(Saved entries)
** Start **
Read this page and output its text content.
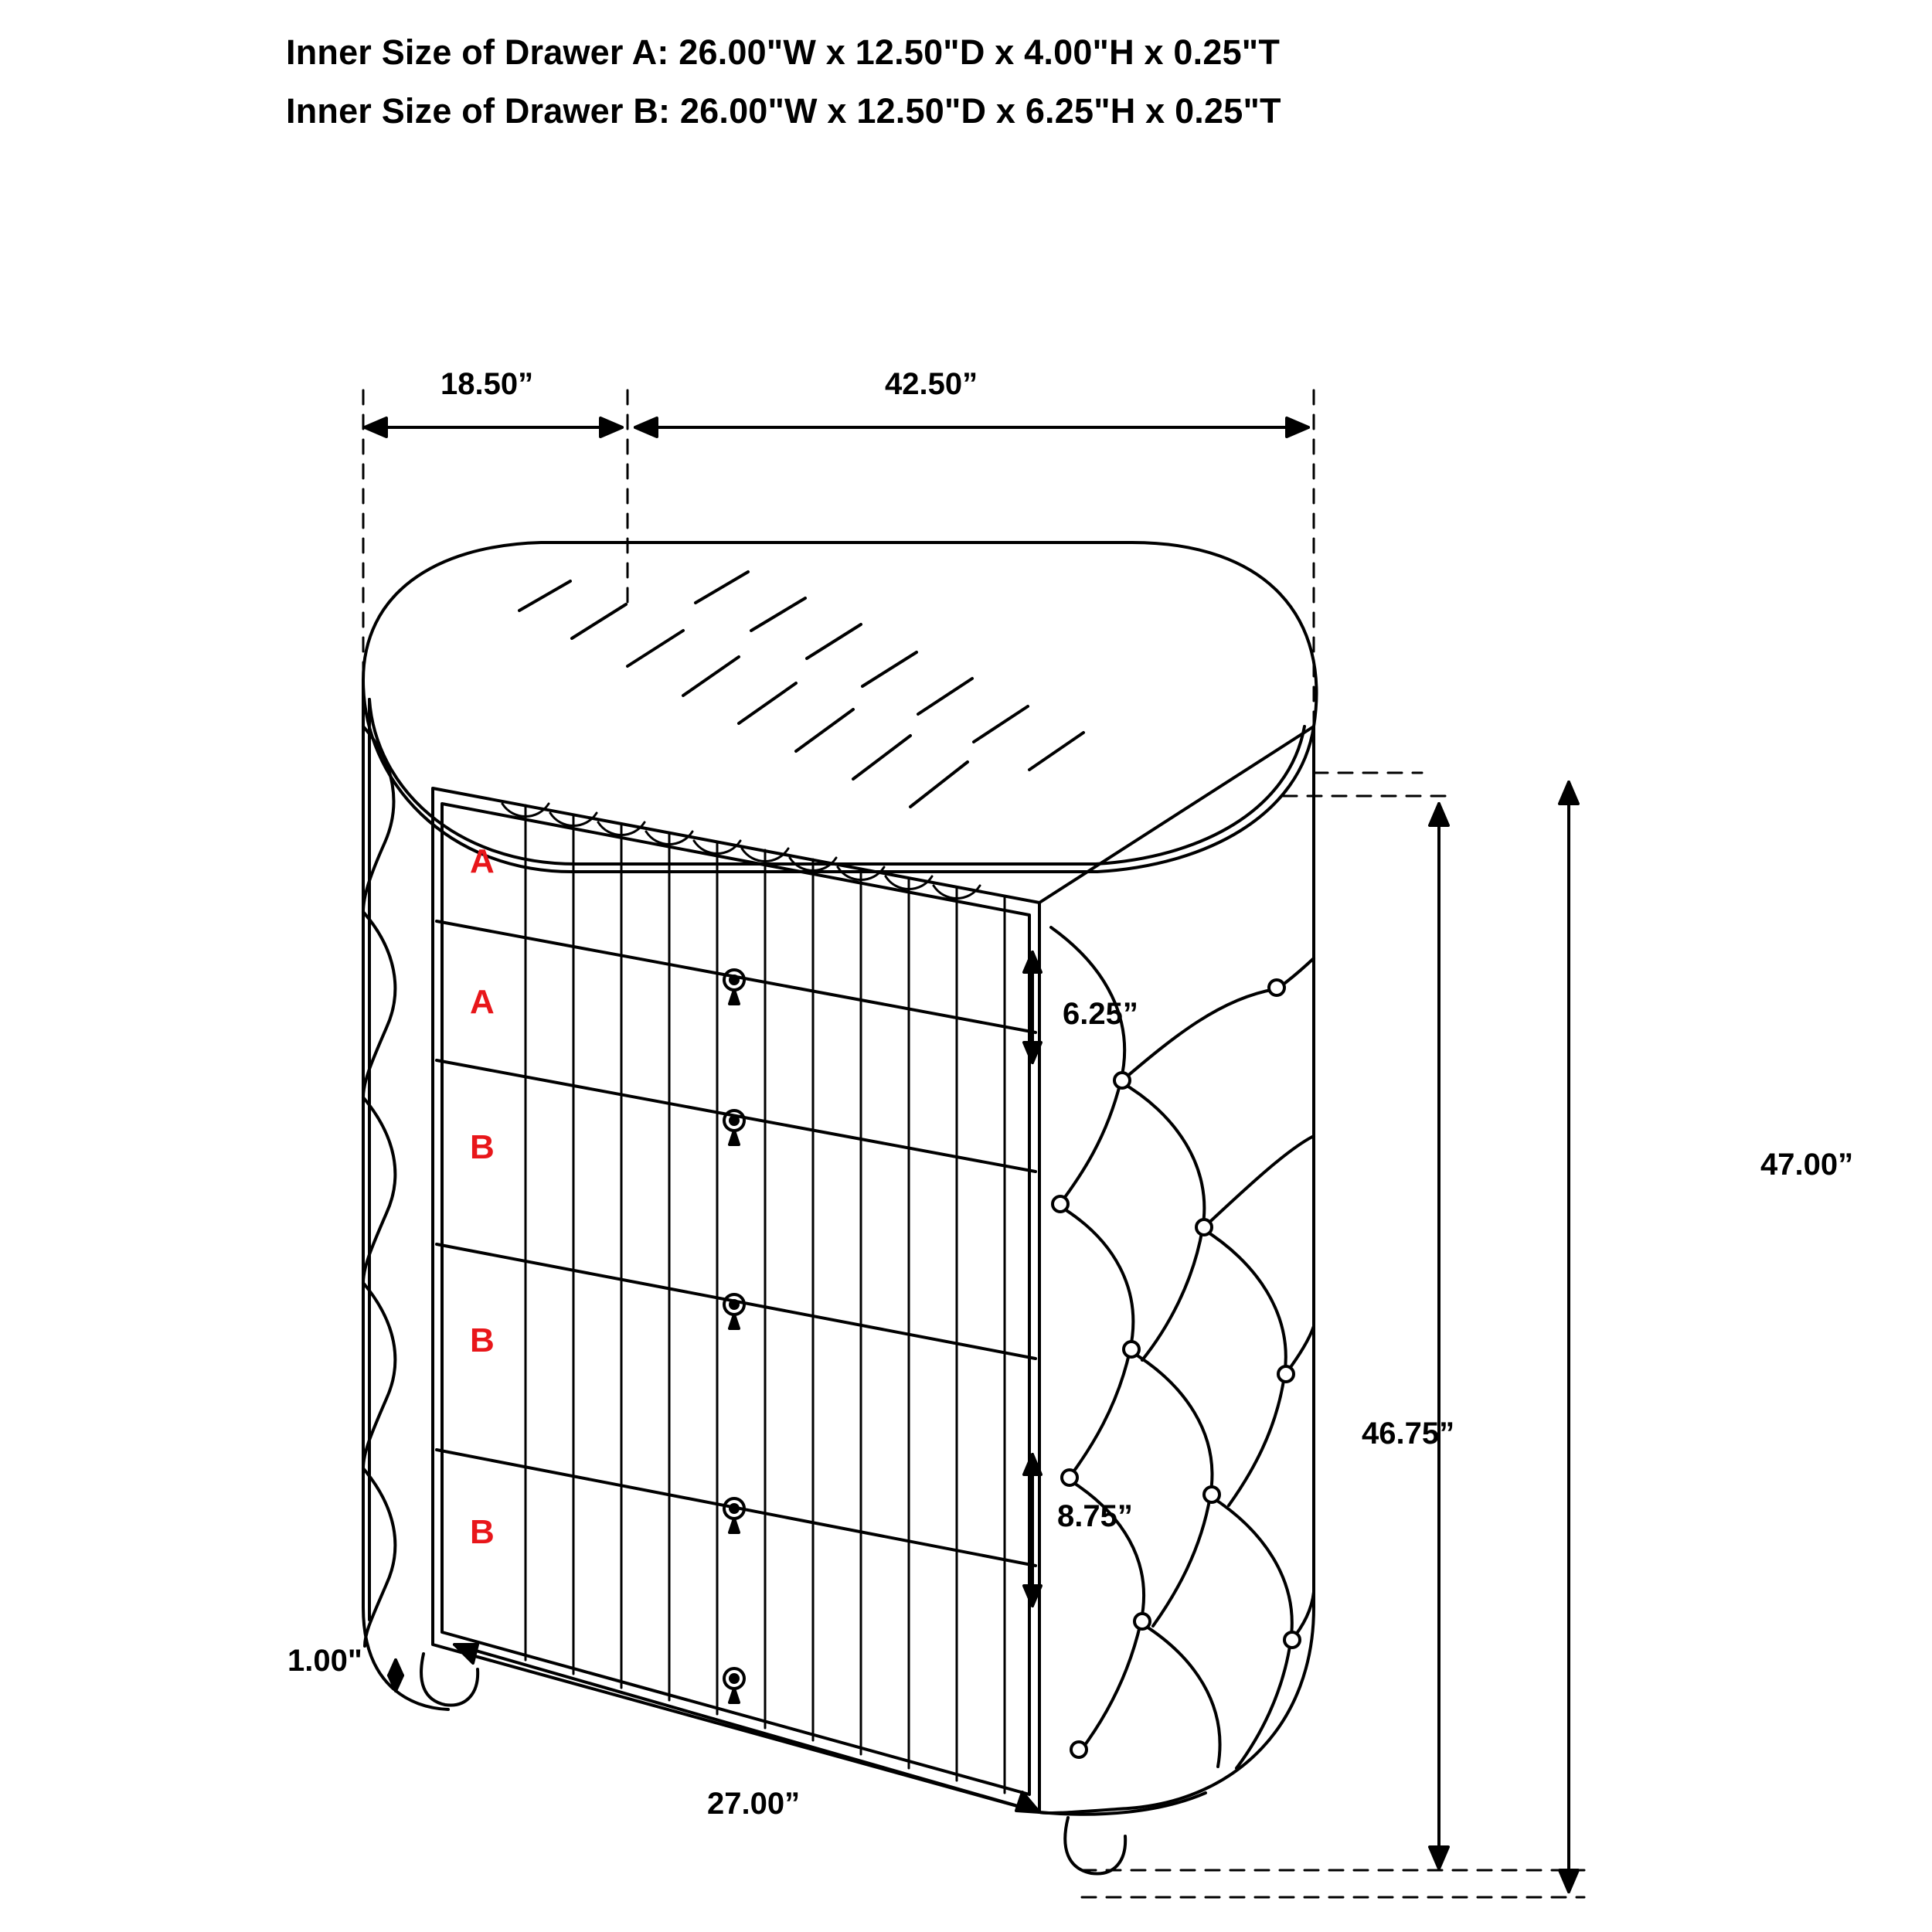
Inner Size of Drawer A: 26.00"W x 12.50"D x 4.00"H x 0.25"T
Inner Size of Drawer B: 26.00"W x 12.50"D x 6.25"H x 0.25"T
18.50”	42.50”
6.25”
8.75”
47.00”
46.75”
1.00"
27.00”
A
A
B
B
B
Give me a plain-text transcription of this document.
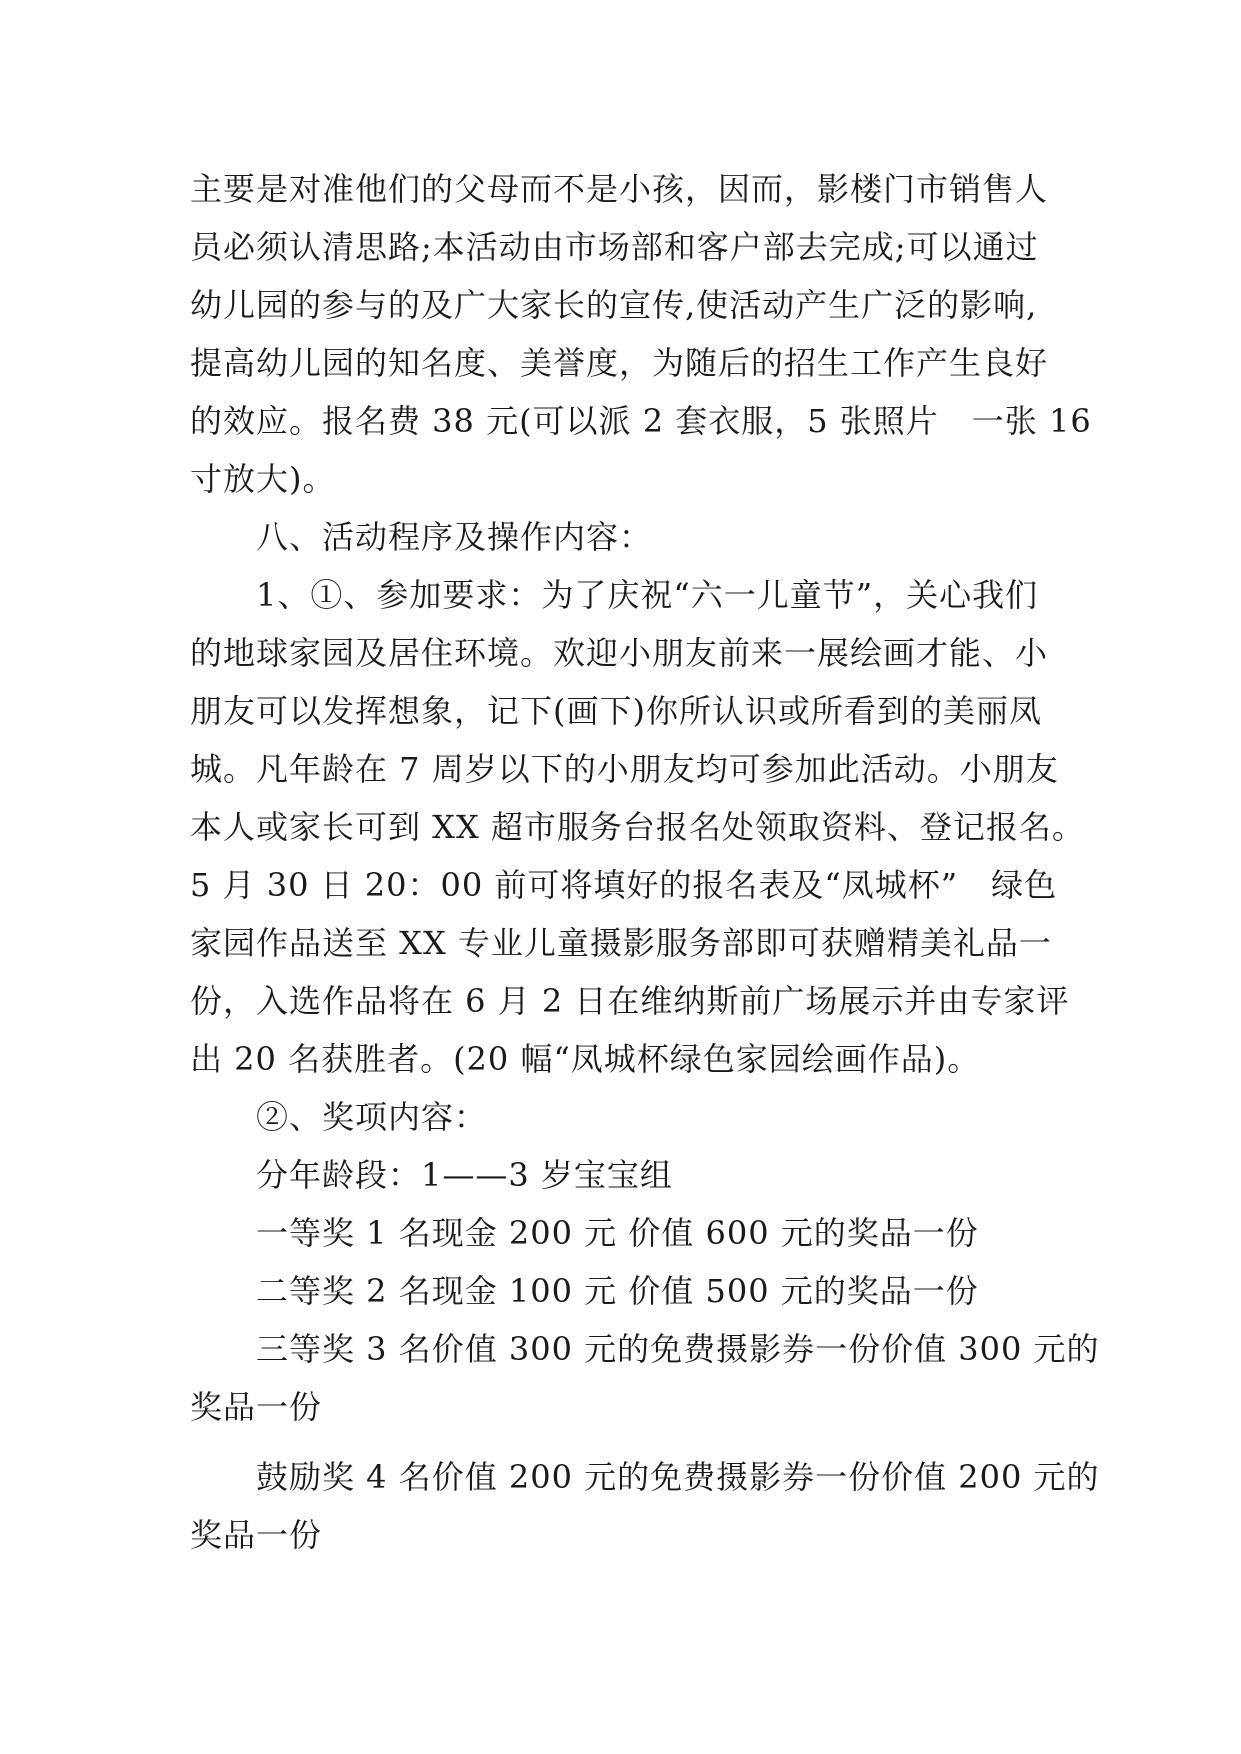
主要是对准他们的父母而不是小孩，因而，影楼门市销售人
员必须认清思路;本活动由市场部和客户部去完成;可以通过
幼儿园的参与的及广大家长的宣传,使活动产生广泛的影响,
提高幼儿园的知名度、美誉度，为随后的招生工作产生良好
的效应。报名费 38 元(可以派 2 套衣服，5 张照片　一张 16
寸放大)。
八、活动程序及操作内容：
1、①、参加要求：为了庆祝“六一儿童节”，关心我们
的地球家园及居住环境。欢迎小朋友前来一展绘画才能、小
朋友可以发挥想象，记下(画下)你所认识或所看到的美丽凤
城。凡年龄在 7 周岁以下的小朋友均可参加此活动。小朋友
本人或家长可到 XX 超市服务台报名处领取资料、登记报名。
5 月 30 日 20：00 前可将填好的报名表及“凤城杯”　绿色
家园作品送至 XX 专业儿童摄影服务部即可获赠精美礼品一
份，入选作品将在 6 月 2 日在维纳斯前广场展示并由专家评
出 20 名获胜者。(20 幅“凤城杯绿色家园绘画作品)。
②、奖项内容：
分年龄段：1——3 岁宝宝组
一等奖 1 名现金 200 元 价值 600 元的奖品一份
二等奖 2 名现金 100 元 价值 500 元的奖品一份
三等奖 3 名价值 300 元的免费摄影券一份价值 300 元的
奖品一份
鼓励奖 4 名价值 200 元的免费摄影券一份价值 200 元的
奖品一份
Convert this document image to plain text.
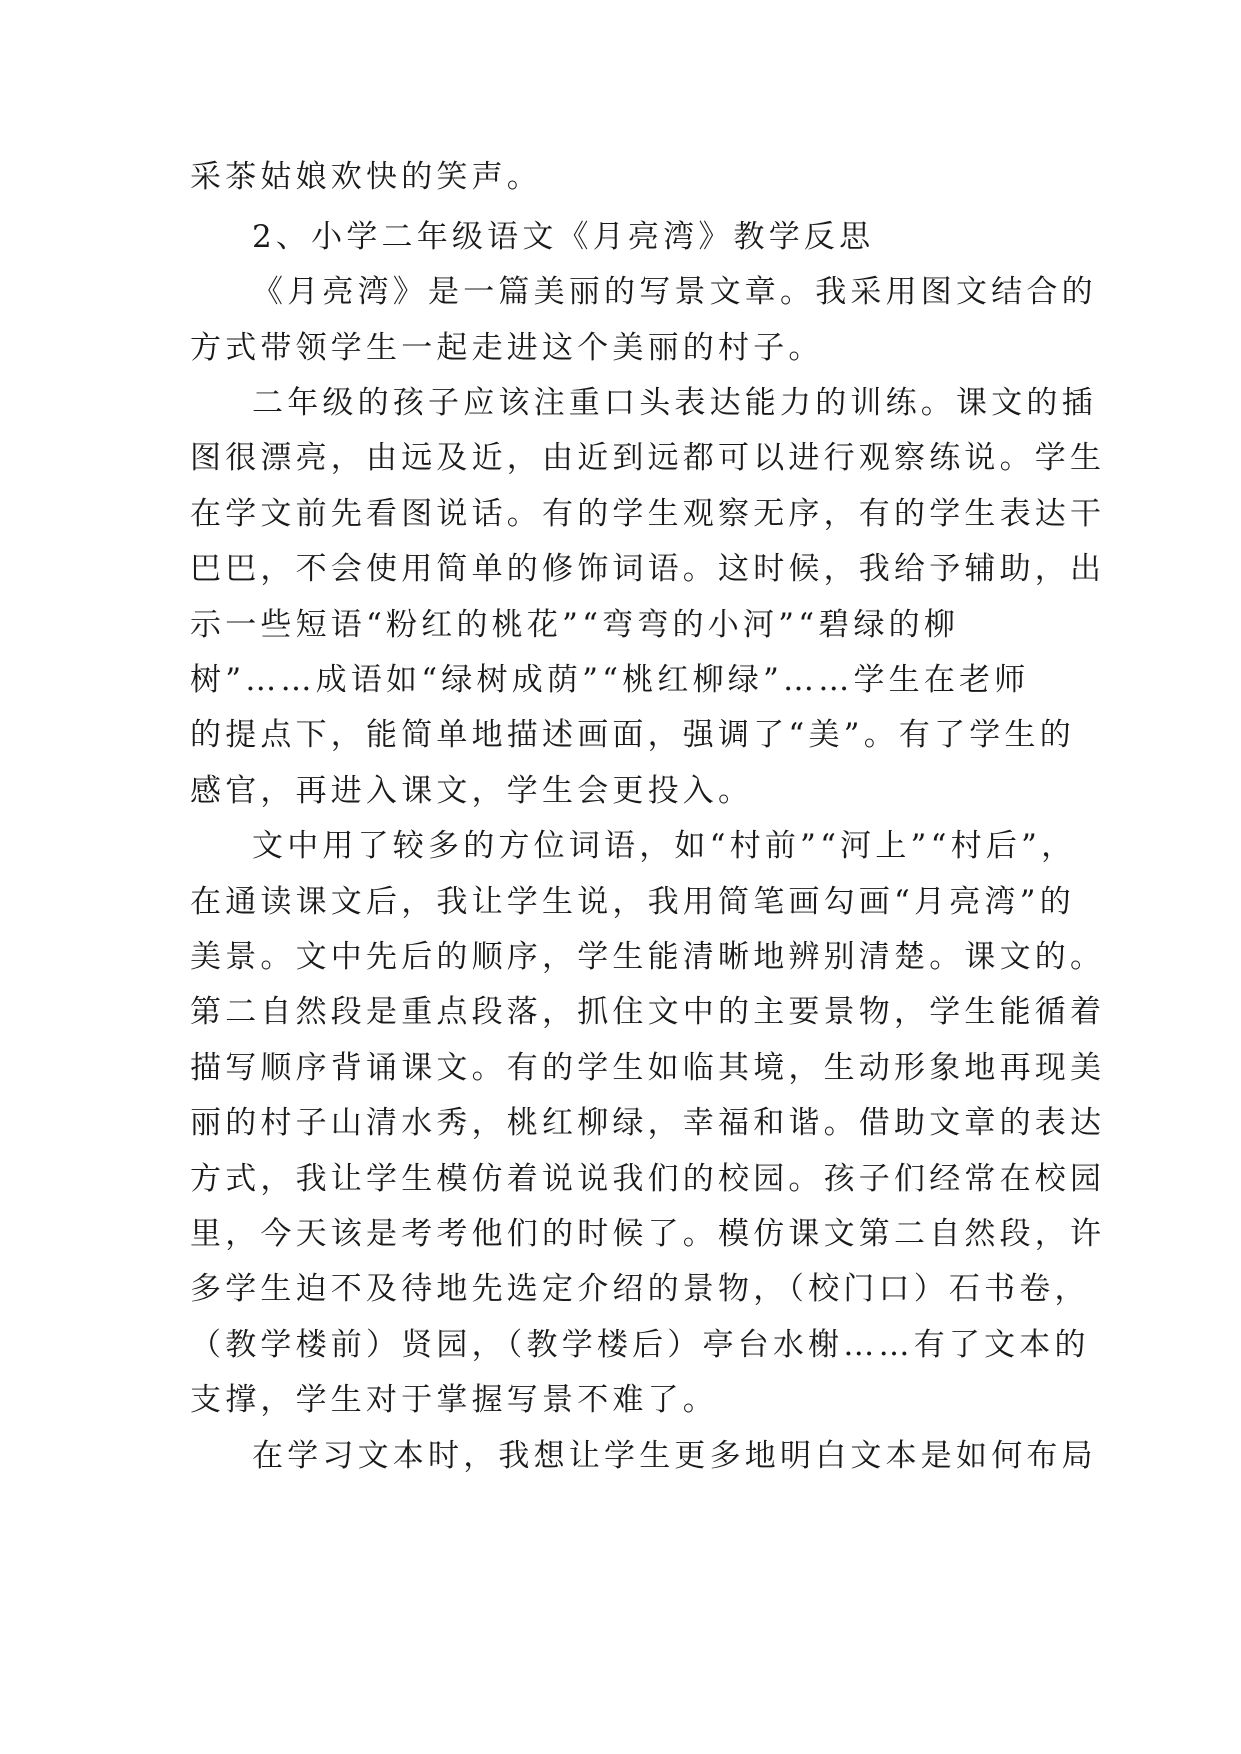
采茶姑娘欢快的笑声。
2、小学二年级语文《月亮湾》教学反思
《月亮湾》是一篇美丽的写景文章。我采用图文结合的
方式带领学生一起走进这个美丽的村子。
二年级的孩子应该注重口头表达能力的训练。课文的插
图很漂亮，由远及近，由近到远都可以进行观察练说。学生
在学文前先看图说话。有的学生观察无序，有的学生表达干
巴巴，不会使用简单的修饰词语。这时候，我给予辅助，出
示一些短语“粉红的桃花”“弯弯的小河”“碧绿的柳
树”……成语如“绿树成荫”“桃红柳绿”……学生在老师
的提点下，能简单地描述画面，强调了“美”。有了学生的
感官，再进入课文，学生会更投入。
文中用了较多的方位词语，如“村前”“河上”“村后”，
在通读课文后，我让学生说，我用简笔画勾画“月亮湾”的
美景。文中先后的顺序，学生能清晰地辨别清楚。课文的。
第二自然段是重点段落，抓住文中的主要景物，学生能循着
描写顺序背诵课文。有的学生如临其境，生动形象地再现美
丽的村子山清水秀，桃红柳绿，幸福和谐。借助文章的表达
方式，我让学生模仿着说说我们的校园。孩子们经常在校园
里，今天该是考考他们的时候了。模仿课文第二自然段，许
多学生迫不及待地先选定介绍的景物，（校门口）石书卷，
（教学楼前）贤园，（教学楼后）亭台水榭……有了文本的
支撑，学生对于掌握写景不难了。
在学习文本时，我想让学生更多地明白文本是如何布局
** End **
■ **WHAT IS BEING ASKED**:
Output the data above without changes, apart from leaving out the pictures.

■ **SOLVED PROBLEM**:
Read this page and output its text content.
Inner Size of Drawer A: 26.00"W x 12.50"D x 4.00"H x 0.25"T
Inner Size of Drawer B: 26.00"W x 12.50"D x 6.25"H x 0.25"T
18.50”	42.50”
6.25”
8.75”
47.00”
46.75”
1.00"
27.00”
A
A
B
B
B
Give me a plain-text transcription of this document.
主要是对准他们的父母而不是小孩，因而，影楼门市销售人
员必须认清思路;本活动由市场部和客户部去完成;可以通过
幼儿园的参与的及广大家长的宣传,使活动产生广泛的影响,
提高幼儿园的知名度、美誉度，为随后的招生工作产生良好
的效应。报名费 38 元(可以派 2 套衣服，5 张照片　一张 16
寸放大)。
八、活动程序及操作内容：
1、①、参加要求：为了庆祝“六一儿童节”，关心我们
的地球家园及居住环境。欢迎小朋友前来一展绘画才能、小
朋友可以发挥想象，记下(画下)你所认识或所看到的美丽凤
城。凡年龄在 7 周岁以下的小朋友均可参加此活动。小朋友
本人或家长可到 XX 超市服务台报名处领取资料、登记报名。
5 月 30 日 20：00 前可将填好的报名表及“凤城杯”　绿色
家园作品送至 XX 专业儿童摄影服务部即可获赠精美礼品一
份，入选作品将在 6 月 2 日在维纳斯前广场展示并由专家评
出 20 名获胜者。(20 幅“凤城杯绿色家园绘画作品)。
②、奖项内容：
分年龄段：1——3 岁宝宝组
一等奖 1 名现金 200 元 价值 600 元的奖品一份
二等奖 2 名现金 100 元 价值 500 元的奖品一份
三等奖 3 名价值 300 元的免费摄影券一份价值 300 元的
奖品一份
鼓励奖 4 名价值 200 元的免费摄影券一份价值 200 元的
奖品一份
Convert this document image to plain text.
采茶姑娘欢快的笑声。
2、小学二年级语文《月亮湾》教学反思
《月亮湾》是一篇美丽的写景文章。我采用图文结合的
方式带领学生一起走进这个美丽的村子。
二年级的孩子应该注重口头表达能力的训练。课文的插
图很漂亮，由远及近，由近到远都可以进行观察练说。学生
在学文前先看图说话。有的学生观察无序，有的学生表达干
巴巴，不会使用简单的修饰词语。这时候，我给予辅助，出
示一些短语“粉红的桃花”“弯弯的小河”“碧绿的柳
树”……成语如“绿树成荫”“桃红柳绿”……学生在老师
的提点下，能简单地描述画面，强调了“美”。有了学生的
感官，再进入课文，学生会更投入。
文中用了较多的方位词语，如“村前”“河上”“村后”，
在通读课文后，我让学生说，我用简笔画勾画“月亮湾”的
美景。文中先后的顺序，学生能清晰地辨别清楚。课文的。
第二自然段是重点段落，抓住文中的主要景物，学生能循着
描写顺序背诵课文。有的学生如临其境，生动形象地再现美
丽的村子山清水秀，桃红柳绿，幸福和谐。借助文章的表达
方式，我让学生模仿着说说我们的校园。孩子们经常在校园
里，今天该是考考他们的时候了。模仿课文第二自然段，许
多学生迫不及待地先选定介绍的景物，（校门口）石书卷，
（教学楼前）贤园，（教学楼后）亭台水榭……有了文本的
支撑，学生对于掌握写景不难了。
在学习文本时，我想让学生更多地明白文本是如何布局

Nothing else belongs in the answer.